■ Supplied data
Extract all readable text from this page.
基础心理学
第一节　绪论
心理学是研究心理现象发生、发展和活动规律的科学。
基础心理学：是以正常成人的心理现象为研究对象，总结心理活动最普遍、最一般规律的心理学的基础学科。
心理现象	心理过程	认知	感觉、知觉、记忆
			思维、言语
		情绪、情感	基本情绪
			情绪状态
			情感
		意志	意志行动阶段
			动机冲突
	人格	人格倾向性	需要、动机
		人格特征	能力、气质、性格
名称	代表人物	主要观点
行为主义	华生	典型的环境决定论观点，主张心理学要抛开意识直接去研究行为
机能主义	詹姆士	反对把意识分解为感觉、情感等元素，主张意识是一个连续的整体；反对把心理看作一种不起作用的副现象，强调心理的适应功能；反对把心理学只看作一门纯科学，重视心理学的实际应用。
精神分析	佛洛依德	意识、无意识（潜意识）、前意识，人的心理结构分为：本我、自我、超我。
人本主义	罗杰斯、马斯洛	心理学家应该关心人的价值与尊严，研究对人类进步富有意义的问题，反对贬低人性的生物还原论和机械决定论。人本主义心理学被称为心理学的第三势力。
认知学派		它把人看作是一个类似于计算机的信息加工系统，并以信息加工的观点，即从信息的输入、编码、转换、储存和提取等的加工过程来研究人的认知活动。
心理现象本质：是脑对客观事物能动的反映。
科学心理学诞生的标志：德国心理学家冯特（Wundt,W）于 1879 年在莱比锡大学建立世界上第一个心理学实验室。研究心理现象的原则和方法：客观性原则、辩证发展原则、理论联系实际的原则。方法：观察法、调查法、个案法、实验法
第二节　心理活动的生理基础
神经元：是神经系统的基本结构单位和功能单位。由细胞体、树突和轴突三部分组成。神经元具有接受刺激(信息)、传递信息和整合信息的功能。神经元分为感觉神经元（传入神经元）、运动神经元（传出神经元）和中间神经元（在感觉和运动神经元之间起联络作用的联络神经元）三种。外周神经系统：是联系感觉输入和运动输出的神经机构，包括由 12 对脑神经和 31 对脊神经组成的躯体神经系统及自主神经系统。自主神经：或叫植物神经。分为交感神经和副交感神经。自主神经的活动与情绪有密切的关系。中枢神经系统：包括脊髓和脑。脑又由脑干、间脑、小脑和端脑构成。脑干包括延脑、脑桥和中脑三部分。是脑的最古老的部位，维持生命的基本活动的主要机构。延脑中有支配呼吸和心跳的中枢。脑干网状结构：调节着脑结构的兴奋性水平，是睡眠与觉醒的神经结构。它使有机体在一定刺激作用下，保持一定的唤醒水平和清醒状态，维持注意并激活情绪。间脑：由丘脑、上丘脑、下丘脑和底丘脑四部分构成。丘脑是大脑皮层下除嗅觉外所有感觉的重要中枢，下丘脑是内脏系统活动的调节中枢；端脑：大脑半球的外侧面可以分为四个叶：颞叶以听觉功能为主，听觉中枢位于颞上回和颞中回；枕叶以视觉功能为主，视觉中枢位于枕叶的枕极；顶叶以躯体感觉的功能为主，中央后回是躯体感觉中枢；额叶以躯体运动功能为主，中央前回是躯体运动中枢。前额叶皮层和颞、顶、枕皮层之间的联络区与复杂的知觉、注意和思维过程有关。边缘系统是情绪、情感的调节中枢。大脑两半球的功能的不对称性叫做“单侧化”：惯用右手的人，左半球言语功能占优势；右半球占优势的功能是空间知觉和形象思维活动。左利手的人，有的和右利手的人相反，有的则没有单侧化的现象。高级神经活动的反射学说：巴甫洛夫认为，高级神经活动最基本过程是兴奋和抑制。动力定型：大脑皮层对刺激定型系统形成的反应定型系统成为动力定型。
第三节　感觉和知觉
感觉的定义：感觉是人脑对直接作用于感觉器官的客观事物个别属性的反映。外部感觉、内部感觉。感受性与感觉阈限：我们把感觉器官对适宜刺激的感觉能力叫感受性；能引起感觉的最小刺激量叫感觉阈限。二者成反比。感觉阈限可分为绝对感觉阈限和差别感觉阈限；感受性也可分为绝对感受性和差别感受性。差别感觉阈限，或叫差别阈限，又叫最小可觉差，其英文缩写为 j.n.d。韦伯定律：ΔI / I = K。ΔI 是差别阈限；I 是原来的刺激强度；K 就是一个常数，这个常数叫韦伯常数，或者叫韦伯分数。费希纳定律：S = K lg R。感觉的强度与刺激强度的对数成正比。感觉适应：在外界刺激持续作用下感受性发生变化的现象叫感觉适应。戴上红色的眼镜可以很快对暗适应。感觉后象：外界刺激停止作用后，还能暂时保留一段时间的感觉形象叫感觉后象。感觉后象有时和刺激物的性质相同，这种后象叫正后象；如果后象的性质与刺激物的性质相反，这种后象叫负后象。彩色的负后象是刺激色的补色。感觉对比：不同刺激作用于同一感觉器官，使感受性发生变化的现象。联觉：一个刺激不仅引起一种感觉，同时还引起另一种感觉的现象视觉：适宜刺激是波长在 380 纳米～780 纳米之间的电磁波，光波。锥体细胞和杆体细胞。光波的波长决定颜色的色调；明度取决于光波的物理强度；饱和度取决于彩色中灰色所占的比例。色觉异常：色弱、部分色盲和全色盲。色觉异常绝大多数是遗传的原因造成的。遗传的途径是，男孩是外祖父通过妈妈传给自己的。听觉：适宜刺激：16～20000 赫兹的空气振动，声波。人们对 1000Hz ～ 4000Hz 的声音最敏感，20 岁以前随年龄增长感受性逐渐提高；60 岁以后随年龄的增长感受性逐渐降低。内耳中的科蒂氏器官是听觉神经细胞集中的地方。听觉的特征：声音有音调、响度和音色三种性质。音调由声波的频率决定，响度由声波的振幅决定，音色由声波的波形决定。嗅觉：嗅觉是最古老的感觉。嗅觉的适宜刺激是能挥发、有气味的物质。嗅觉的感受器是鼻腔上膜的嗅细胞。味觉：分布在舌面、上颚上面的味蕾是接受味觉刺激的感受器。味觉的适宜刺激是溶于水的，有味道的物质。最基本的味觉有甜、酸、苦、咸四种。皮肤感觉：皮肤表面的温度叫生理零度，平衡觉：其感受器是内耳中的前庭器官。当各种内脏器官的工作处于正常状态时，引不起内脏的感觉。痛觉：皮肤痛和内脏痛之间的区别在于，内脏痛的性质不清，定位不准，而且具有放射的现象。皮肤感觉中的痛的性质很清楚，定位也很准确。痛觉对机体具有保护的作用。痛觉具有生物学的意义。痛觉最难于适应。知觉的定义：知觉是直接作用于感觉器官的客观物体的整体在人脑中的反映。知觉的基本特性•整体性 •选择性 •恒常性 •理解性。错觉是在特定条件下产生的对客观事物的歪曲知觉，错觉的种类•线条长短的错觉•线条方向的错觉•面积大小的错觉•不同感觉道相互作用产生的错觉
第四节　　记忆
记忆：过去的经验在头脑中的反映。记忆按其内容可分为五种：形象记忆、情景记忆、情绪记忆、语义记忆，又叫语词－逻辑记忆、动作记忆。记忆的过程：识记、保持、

■ Given task
Give all the entries again exactly; leave none out.

■ Solution to this problem
Extract all readable text from this page.
基础心理学
第一节　绪论
心理学是研究心理现象发生、发展和活动规律的科学。
基础心理学：是以正常成人的心理现象为研究对象，总结心理活动最普遍、最一般规律的心理学的基础学科。
心理现象	心理过程	认知	感觉、知觉、记忆
			思维、言语
		情绪、情感	基本情绪
			情绪状态
			情感
		意志	意志行动阶段
			动机冲突
	人格	人格倾向性	需要、动机
		人格特征	能力、气质、性格
名称	代表人物	主要观点
行为主义	华生	典型的环境决定论观点，主张心理学要抛开意识直接去研究行为
机能主义	詹姆士	反对把意识分解为感觉、情感等元素，主张意识是一个连续的整体；反对把心理看作一种不起作用的副现象，强调心理的适应功能；反对把心理学只看作一门纯科学，重视心理学的实际应用。
精神分析	佛洛依德	意识、无意识（潜意识）、前意识，人的心理结构分为：本我、自我、超我。
人本主义	罗杰斯、马斯洛	心理学家应该关心人的价值与尊严，研究对人类进步富有意义的问题，反对贬低人性的生物还原论和机械决定论。人本主义心理学被称为心理学的第三势力。
认知学派		它把人看作是一个类似于计算机的信息加工系统，并以信息加工的观点，即从信息的输入、编码、转换、储存和提取等的加工过程来研究人的认知活动。
心理现象本质：是脑对客观事物能动的反映。
科学心理学诞生的标志：德国心理学家冯特（Wundt,W）于 1879 年在莱比锡大学建立世界上第一个心理学实验室。研究心理现象的原则和方法：客观性原则、辩证发展原则、理论联系实际的原则。方法：观察法、调查法、个案法、实验法
第二节　心理活动的生理基础
神经元：是神经系统的基本结构单位和功能单位。由细胞体、树突和轴突三部分组成。神经元具有接受刺激(信息)、传递信息和整合信息的功能。神经元分为感觉神经元（传入神经元）、运动神经元（传出神经元）和中间神经元（在感觉和运动神经元之间起联络作用的联络神经元）三种。外周神经系统：是联系感觉输入和运动输出的神经机构，包括由 12 对脑神经和 31 对脊神经组成的躯体神经系统及自主神经系统。自主神经：或叫植物神经。分为交感神经和副交感神经。自主神经的活动与情绪有密切的关系。中枢神经系统：包括脊髓和脑。脑又由脑干、间脑、小脑和端脑构成。脑干包括延脑、脑桥和中脑三部分。是脑的最古老的部位，维持生命的基本活动的主要机构。延脑中有支配呼吸和心跳的中枢。脑干网状结构：调节着脑结构的兴奋性水平，是睡眠与觉醒的神经结构。它使有机体在一定刺激作用下，保持一定的唤醒水平和清醒状态，维持注意并激活情绪。间脑：由丘脑、上丘脑、下丘脑和底丘脑四部分构成。丘脑是大脑皮层下除嗅觉外所有感觉的重要中枢，下丘脑是内脏系统活动的调节中枢；端脑：大脑半球的外侧面可以分为四个叶：颞叶以听觉功能为主，听觉中枢位于颞上回和颞中回；枕叶以视觉功能为主，视觉中枢位于枕叶的枕极；顶叶以躯体感觉的功能为主，中央后回是躯体感觉中枢；额叶以躯体运动功能为主，中央前回是躯体运动中枢。前额叶皮层和颞、顶、枕皮层之间的联络区与复杂的知觉、注意和思维过程有关。边缘系统是情绪、情感的调节中枢。大脑两半球的功能的不对称性叫做“单侧化”：惯用右手的人，左半球言语功能占优势；右半球占优势的功能是空间知觉和形象思维活动。左利手的人，有的和右利手的人相反，有的则没有单侧化的现象。高级神经活动的反射学说：巴甫洛夫认为，高级神经活动最基本过程是兴奋和抑制。动力定型：大脑皮层对刺激定型系统形成的反应定型系统成为动力定型。
第三节　感觉和知觉
感觉的定义：感觉是人脑对直接作用于感觉器官的客观事物个别属性的反映。外部感觉、内部感觉。感受性与感觉阈限：我们把感觉器官对适宜刺激的感觉能力叫感受性；能引起感觉的最小刺激量叫感觉阈限。二者成反比。感觉阈限可分为绝对感觉阈限和差别感觉阈限；感受性也可分为绝对感受性和差别感受性。差别感觉阈限，或叫差别阈限，又叫最小可觉差，其英文缩写为 j.n.d。韦伯定律：ΔI / I = K。ΔI 是差别阈限；I 是原来的刺激强度；K 就是一个常数，这个常数叫韦伯常数，或者叫韦伯分数。费希纳定律：S = K lg R。感觉的强度与刺激强度的对数成正比。感觉适应：在外界刺激持续作用下感受性发生变化的现象叫感觉适应。戴上红色的眼镜可以很快对暗适应。感觉后象：外界刺激停止作用后，还能暂时保留一段时间的感觉形象叫感觉后象。感觉后象有时和刺激物的性质相同，这种后象叫正后象；如果后象的性质与刺激物的性质相反，这种后象叫负后象。彩色的负后象是刺激色的补色。感觉对比：不同刺激作用于同一感觉器官，使感受性发生变化的现象。联觉：一个刺激不仅引起一种感觉，同时还引起另一种感觉的现象视觉：适宜刺激是波长在 380 纳米～780 纳米之间的电磁波，光波。锥体细胞和杆体细胞。光波的波长决定颜色的色调；明度取决于光波的物理强度；饱和度取决于彩色中灰色所占的比例。色觉异常：色弱、部分色盲和全色盲。色觉异常绝大多数是遗传的原因造成的。遗传的途径是，男孩是外祖父通过妈妈传给自己的。听觉：适宜刺激：16～20000 赫兹的空气振动，声波。人们对 1000Hz ～ 4000Hz 的声音最敏感，20 岁以前随年龄增长感受性逐渐提高；60 岁以后随年龄的增长感受性逐渐降低。内耳中的科蒂氏器官是听觉神经细胞集中的地方。听觉的特征：声音有音调、响度和音色三种性质。音调由声波的频率决定，响度由声波的振幅决定，音色由声波的波形决定。嗅觉：嗅觉是最古老的感觉。嗅觉的适宜刺激是能挥发、有气味的物质。嗅觉的感受器是鼻腔上膜的嗅细胞。味觉：分布在舌面、上颚上面的味蕾是接受味觉刺激的感受器。味觉的适宜刺激是溶于水的，有味道的物质。最基本的味觉有甜、酸、苦、咸四种。皮肤感觉：皮肤表面的温度叫生理零度，平衡觉：其感受器是内耳中的前庭器官。当各种内脏器官的工作处于正常状态时，引不起内脏的感觉。痛觉：皮肤痛和内脏痛之间的区别在于，内脏痛的性质不清，定位不准，而且具有放射的现象。皮肤感觉中的痛的性质很清楚，定位也很准确。痛觉对机体具有保护的作用。痛觉具有生物学的意义。痛觉最难于适应。知觉的定义：知觉是直接作用于感觉器官的客观物体的整体在人脑中的反映。知觉的基本特性•整体性 •选择性 •恒常性 •理解性。错觉是在特定条件下产生的对客观事物的歪曲知觉，错觉的种类•线条长短的错觉•线条方向的错觉•面积大小的错觉•不同感觉道相互作用产生的错觉
第四节　　记忆
记忆：过去的经验在头脑中的反映。记忆按其内容可分为五种：形象记忆、情景记忆、情绪记忆、语义记忆，又叫语词－逻辑记忆、动作记忆。记忆的过程：识记、保持、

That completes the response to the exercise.